**GIVEN REQUEST:**
Below is a set of records. Repeat all of them exactly.

** START OF EXCERPTED RECORDS **

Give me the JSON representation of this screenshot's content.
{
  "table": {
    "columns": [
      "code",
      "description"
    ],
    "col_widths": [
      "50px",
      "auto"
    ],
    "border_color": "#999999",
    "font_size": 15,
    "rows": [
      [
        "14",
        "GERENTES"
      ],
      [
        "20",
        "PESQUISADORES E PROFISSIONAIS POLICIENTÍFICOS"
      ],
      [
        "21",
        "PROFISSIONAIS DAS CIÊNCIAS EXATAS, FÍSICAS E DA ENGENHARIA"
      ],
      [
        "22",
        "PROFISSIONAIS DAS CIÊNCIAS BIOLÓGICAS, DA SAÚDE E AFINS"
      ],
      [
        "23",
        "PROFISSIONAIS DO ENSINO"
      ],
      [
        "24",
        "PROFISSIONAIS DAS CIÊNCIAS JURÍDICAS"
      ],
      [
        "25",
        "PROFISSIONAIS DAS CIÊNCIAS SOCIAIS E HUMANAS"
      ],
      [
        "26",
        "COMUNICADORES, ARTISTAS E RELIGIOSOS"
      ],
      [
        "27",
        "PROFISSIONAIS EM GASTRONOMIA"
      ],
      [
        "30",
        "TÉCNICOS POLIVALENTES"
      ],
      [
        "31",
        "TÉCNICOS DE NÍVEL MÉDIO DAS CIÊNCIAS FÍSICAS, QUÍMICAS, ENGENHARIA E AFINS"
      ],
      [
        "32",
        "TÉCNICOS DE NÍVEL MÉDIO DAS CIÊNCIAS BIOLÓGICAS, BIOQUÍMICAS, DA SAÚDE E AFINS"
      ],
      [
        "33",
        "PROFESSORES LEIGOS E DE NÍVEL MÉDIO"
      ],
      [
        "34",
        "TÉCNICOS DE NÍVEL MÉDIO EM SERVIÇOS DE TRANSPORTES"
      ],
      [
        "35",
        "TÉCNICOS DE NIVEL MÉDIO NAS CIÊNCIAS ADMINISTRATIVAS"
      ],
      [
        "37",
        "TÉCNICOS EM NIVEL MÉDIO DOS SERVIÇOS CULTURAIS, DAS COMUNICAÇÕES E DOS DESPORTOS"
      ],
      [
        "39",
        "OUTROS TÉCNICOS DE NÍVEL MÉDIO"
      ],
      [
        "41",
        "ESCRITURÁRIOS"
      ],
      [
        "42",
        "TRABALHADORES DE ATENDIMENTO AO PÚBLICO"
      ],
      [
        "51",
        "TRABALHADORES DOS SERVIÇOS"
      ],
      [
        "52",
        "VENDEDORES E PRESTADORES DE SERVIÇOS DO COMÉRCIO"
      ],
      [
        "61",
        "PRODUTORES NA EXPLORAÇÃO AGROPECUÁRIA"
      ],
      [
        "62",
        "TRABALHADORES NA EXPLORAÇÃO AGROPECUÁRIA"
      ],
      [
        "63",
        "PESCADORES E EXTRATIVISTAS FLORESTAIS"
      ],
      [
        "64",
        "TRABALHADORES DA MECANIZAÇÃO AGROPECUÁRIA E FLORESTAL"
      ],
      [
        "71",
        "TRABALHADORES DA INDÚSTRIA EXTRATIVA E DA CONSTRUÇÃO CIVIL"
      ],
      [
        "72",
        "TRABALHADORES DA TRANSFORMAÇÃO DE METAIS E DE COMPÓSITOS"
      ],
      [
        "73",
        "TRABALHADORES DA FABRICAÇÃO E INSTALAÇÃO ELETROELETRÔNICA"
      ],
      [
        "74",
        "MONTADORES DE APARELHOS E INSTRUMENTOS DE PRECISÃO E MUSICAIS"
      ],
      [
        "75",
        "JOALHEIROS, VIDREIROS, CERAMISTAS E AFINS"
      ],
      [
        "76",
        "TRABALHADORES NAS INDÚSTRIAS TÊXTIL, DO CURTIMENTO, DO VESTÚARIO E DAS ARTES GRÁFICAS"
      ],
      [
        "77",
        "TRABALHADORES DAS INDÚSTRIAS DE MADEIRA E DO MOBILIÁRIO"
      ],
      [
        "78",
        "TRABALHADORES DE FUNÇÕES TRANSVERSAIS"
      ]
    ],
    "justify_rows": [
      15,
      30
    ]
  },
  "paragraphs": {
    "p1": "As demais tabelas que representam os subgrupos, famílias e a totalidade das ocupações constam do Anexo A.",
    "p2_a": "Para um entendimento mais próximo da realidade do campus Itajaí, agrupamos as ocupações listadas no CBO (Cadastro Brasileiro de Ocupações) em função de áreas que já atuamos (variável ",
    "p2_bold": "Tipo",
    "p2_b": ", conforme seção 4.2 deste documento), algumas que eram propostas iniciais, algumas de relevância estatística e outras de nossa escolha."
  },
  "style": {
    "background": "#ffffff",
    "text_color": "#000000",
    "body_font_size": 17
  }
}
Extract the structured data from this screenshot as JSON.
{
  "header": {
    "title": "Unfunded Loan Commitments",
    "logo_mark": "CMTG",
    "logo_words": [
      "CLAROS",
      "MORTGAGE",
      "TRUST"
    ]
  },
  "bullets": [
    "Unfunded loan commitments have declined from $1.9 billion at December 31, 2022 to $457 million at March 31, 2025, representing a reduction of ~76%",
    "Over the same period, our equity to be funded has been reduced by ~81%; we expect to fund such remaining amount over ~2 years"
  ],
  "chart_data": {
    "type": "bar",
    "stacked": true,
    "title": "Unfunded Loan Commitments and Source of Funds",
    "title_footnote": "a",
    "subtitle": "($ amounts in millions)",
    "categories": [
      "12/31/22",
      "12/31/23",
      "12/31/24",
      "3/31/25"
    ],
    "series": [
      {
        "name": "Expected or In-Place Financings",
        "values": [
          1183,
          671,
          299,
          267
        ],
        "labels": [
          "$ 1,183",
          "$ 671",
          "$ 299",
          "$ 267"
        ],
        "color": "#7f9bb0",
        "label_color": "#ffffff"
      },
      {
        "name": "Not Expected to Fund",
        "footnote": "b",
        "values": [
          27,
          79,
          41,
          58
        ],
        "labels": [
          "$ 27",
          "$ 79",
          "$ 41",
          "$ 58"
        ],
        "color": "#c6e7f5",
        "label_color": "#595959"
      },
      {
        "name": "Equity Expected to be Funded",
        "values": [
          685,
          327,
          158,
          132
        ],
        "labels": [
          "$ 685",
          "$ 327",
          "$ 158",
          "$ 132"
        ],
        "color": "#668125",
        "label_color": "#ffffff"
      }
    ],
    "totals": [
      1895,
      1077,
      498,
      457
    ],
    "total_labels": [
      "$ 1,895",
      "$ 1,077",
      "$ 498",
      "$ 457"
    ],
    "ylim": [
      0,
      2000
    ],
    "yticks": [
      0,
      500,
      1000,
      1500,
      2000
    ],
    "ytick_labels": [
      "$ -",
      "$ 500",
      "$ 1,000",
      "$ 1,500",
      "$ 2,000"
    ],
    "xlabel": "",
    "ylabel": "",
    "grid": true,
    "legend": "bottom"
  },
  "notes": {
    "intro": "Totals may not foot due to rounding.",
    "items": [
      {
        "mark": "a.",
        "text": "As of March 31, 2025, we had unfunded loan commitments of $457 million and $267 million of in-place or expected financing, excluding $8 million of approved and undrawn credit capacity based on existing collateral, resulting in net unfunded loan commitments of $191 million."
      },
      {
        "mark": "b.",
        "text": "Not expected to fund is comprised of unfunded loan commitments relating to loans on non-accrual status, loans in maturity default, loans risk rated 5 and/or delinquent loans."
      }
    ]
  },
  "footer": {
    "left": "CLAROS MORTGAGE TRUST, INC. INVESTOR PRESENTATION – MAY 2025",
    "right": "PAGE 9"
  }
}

** END OF EXCERPTED RECORDS **

**EXERCISE RESULT:**
Give me the JSON representation of this screenshot's content.
{
  "table": {
    "columns": [
      "code",
      "description"
    ],
    "col_widths": [
      "50px",
      "auto"
    ],
    "border_color": "#999999",
    "font_size": 15,
    "rows": [
      [
        "14",
        "GERENTES"
      ],
      [
        "20",
        "PESQUISADORES E PROFISSIONAIS POLICIENTÍFICOS"
      ],
      [
        "21",
        "PROFISSIONAIS DAS CIÊNCIAS EXATAS, FÍSICAS E DA ENGENHARIA"
      ],
      [
        "22",
        "PROFISSIONAIS DAS CIÊNCIAS BIOLÓGICAS, DA SAÚDE E AFINS"
      ],
      [
        "23",
        "PROFISSIONAIS DO ENSINO"
      ],
      [
        "24",
        "PROFISSIONAIS DAS CIÊNCIAS JURÍDICAS"
      ],
      [
        "25",
        "PROFISSIONAIS DAS CIÊNCIAS SOCIAIS E HUMANAS"
      ],
      [
        "26",
        "COMUNICADORES, ARTISTAS E RELIGIOSOS"
      ],
      [
        "27",
        "PROFISSIONAIS EM GASTRONOMIA"
      ],
      [
        "30",
        "TÉCNICOS POLIVALENTES"
      ],
      [
        "31",
        "TÉCNICOS DE NÍVEL MÉDIO DAS CIÊNCIAS FÍSICAS, QUÍMICAS, ENGENHARIA E AFINS"
      ],
      [
        "32",
        "TÉCNICOS DE NÍVEL MÉDIO DAS CIÊNCIAS BIOLÓGICAS, BIOQUÍMICAS, DA SAÚDE E AFINS"
      ],
      [
        "33",
        "PROFESSORES LEIGOS E DE NÍVEL MÉDIO"
      ],
      [
        "34",
        "TÉCNICOS DE NÍVEL MÉDIO EM SERVIÇOS DE TRANSPORTES"
      ],
      [
        "35",
        "TÉCNICOS DE NIVEL MÉDIO NAS CIÊNCIAS ADMINISTRATIVAS"
      ],
      [
        "37",
        "TÉCNICOS EM NIVEL MÉDIO DOS SERVIÇOS CULTURAIS, DAS COMUNICAÇÕES E DOS DESPORTOS"
      ],
      [
        "39",
        "OUTROS TÉCNICOS DE NÍVEL MÉDIO"
      ],
      [
        "41",
        "ESCRITURÁRIOS"
      ],
      [
        "42",
        "TRABALHADORES DE ATENDIMENTO AO PÚBLICO"
      ],
      [
        "51",
        "TRABALHADORES DOS SERVIÇOS"
      ],
      [
        "52",
        "VENDEDORES E PRESTADORES DE SERVIÇOS DO COMÉRCIO"
      ],
      [
        "61",
        "PRODUTORES NA EXPLORAÇÃO AGROPECUÁRIA"
      ],
      [
        "62",
        "TRABALHADORES NA EXPLORAÇÃO AGROPECUÁRIA"
      ],
      [
        "63",
        "PESCADORES E EXTRATIVISTAS FLORESTAIS"
      ],
      [
        "64",
        "TRABALHADORES DA MECANIZAÇÃO AGROPECUÁRIA E FLORESTAL"
      ],
      [
        "71",
        "TRABALHADORES DA INDÚSTRIA EXTRATIVA E DA CONSTRUÇÃO CIVIL"
      ],
      [
        "72",
        "TRABALHADORES DA TRANSFORMAÇÃO DE METAIS E DE COMPÓSITOS"
      ],
      [
        "73",
        "TRABALHADORES DA FABRICAÇÃO E INSTALAÇÃO ELETROELETRÔNICA"
      ],
      [
        "74",
        "MONTADORES DE APARELHOS E INSTRUMENTOS DE PRECISÃO E MUSICAIS"
      ],
      [
        "75",
        "JOALHEIROS, VIDREIROS, CERAMISTAS E AFINS"
      ],
      [
        "76",
        "TRABALHADORES NAS INDÚSTRIAS TÊXTIL, DO CURTIMENTO, DO VESTÚARIO E DAS ARTES GRÁFICAS"
      ],
      [
        "77",
        "TRABALHADORES DAS INDÚSTRIAS DE MADEIRA E DO MOBILIÁRIO"
      ],
      [
        "78",
        "TRABALHADORES DE FUNÇÕES TRANSVERSAIS"
      ]
    ],
    "justify_rows": [
      15,
      30
    ]
  },
  "paragraphs": {
    "p1": "As demais tabelas que representam os subgrupos, famílias e a totalidade das ocupações constam do Anexo A.",
    "p2_a": "Para um entendimento mais próximo da realidade do campus Itajaí, agrupamos as ocupações listadas no CBO (Cadastro Brasileiro de Ocupações) em função de áreas que já atuamos (variável ",
    "p2_bold": "Tipo",
    "p2_b": ", conforme seção 4.2 deste documento), algumas que eram propostas iniciais, algumas de relevância estatística e outras de nossa escolha."
  },
  "style": {
    "background": "#ffffff",
    "text_color": "#000000",
    "body_font_size": 17
  }
}
Extract the structured data from this screenshot as JSON.
{
  "header": {
    "title": "Unfunded Loan Commitments",
    "logo_mark": "CMTG",
    "logo_words": [
      "CLAROS",
      "MORTGAGE",
      "TRUST"
    ]
  },
  "bullets": [
    "Unfunded loan commitments have declined from $1.9 billion at December 31, 2022 to $457 million at March 31, 2025, representing a reduction of ~76%",
    "Over the same period, our equity to be funded has been reduced by ~81%; we expect to fund such remaining amount over ~2 years"
  ],
  "chart_data": {
    "type": "bar",
    "stacked": true,
    "title": "Unfunded Loan Commitments and Source of Funds",
    "title_footnote": "a",
    "subtitle": "($ amounts in millions)",
    "categories": [
      "12/31/22",
      "12/31/23",
      "12/31/24",
      "3/31/25"
    ],
    "series": [
      {
        "name": "Expected or In-Place Financings",
        "values": [
          1183,
          671,
          299,
          267
        ],
        "labels": [
          "$ 1,183",
          "$ 671",
          "$ 299",
          "$ 267"
        ],
        "color": "#7f9bb0",
        "label_color": "#ffffff"
      },
      {
        "name": "Not Expected to Fund",
        "footnote": "b",
        "values": [
          27,
          79,
          41,
          58
        ],
        "labels": [
          "$ 27",
          "$ 79",
          "$ 41",
          "$ 58"
        ],
        "color": "#c6e7f5",
        "label_color": "#595959"
      },
      {
        "name": "Equity Expected to be Funded",
        "values": [
          685,
          327,
          158,
          132
        ],
        "labels": [
          "$ 685",
          "$ 327",
          "$ 158",
          "$ 132"
        ],
        "color": "#668125",
        "label_color": "#ffffff"
      }
    ],
    "totals": [
      1895,
      1077,
      498,
      457
    ],
    "total_labels": [
      "$ 1,895",
      "$ 1,077",
      "$ 498",
      "$ 457"
    ],
    "ylim": [
      0,
      2000
    ],
    "yticks": [
      0,
      500,
      1000,
      1500,
      2000
    ],
    "ytick_labels": [
      "$ -",
      "$ 500",
      "$ 1,000",
      "$ 1,500",
      "$ 2,000"
    ],
    "xlabel": "",
    "ylabel": "",
    "grid": true,
    "legend": "bottom"
  },
  "notes": {
    "intro": "Totals may not foot due to rounding.",
    "items": [
      {
        "mark": "a.",
        "text": "As of March 31, 2025, we had unfunded loan commitments of $457 million and $267 million of in-place or expected financing, excluding $8 million of approved and undrawn credit capacity based on existing collateral, resulting in net unfunded loan commitments of $191 million."
      },
      {
        "mark": "b.",
        "text": "Not expected to fund is comprised of unfunded loan commitments relating to loans on non-accrual status, loans in maturity default, loans risk rated 5 and/or delinquent loans."
      }
    ]
  },
  "footer": {
    "left": "CLAROS MORTGAGE TRUST, INC. INVESTOR PRESENTATION – MAY 2025",
    "right": "PAGE 9"
  }
}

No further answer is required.